> _Stored records_:
------------------------------------
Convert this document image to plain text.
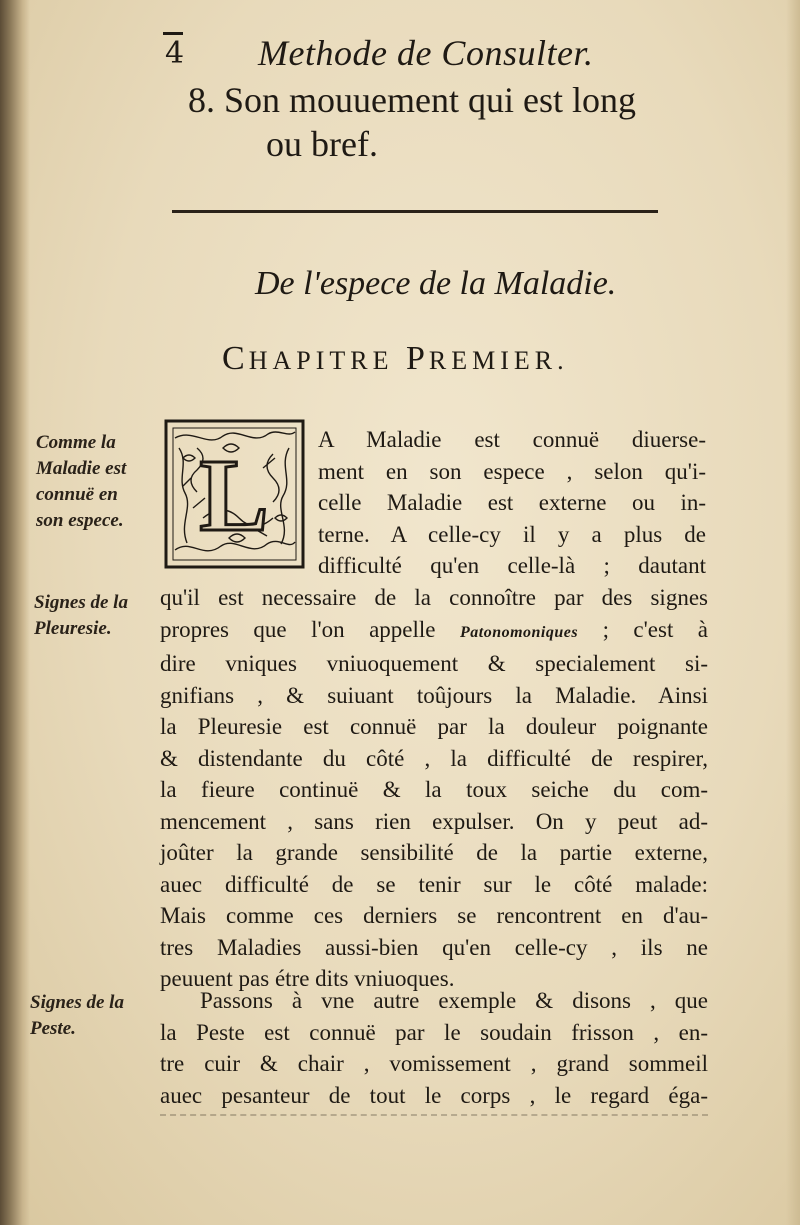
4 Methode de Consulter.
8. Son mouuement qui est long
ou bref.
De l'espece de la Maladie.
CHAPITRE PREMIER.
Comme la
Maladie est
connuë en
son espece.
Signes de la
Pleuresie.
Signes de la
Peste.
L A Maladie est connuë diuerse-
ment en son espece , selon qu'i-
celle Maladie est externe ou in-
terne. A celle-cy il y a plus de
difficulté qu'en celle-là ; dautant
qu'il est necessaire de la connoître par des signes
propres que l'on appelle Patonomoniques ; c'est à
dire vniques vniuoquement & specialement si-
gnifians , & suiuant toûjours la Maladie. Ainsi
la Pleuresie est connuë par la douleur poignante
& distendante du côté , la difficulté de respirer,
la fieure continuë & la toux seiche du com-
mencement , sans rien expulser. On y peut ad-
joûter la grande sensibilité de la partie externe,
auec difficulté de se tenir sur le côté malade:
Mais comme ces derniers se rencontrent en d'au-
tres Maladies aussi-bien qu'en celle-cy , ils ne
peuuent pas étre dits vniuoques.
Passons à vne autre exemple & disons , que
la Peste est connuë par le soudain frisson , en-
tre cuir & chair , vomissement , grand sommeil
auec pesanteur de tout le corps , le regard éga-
------------------------------------
> _THE REQUEST_:
Print the complete listing exactly, apart from any pictures.

> _CORRECT ANSWER_:
Convert this document image to plain text.
4 Methode de Consulter.
8. Son mouuement qui est long
ou bref.
De l'espece de la Maladie.
CHAPITRE PREMIER.
Comme la
Maladie est
connuë en
son espece.
Signes de la
Pleuresie.
Signes de la
Peste.
L A Maladie est connuë diuerse-
ment en son espece , selon qu'i-
celle Maladie est externe ou in-
terne. A celle-cy il y a plus de
difficulté qu'en celle-là ; dautant
qu'il est necessaire de la connoître par des signes
propres que l'on appelle Patonomoniques ; c'est à
dire vniques vniuoquement & specialement si-
gnifians , & suiuant toûjours la Maladie. Ainsi
la Pleuresie est connuë par la douleur poignante
& distendante du côté , la difficulté de respirer,
la fieure continuë & la toux seiche du com-
mencement , sans rien expulser. On y peut ad-
joûter la grande sensibilité de la partie externe,
auec difficulté de se tenir sur le côté malade:
Mais comme ces derniers se rencontrent en d'au-
tres Maladies aussi-bien qu'en celle-cy , ils ne
peuuent pas étre dits vniuoques.
Passons à vne autre exemple & disons , que
la Peste est connuë par le soudain frisson , en-
tre cuir & chair , vomissement , grand sommeil
auec pesanteur de tout le corps , le regard éga-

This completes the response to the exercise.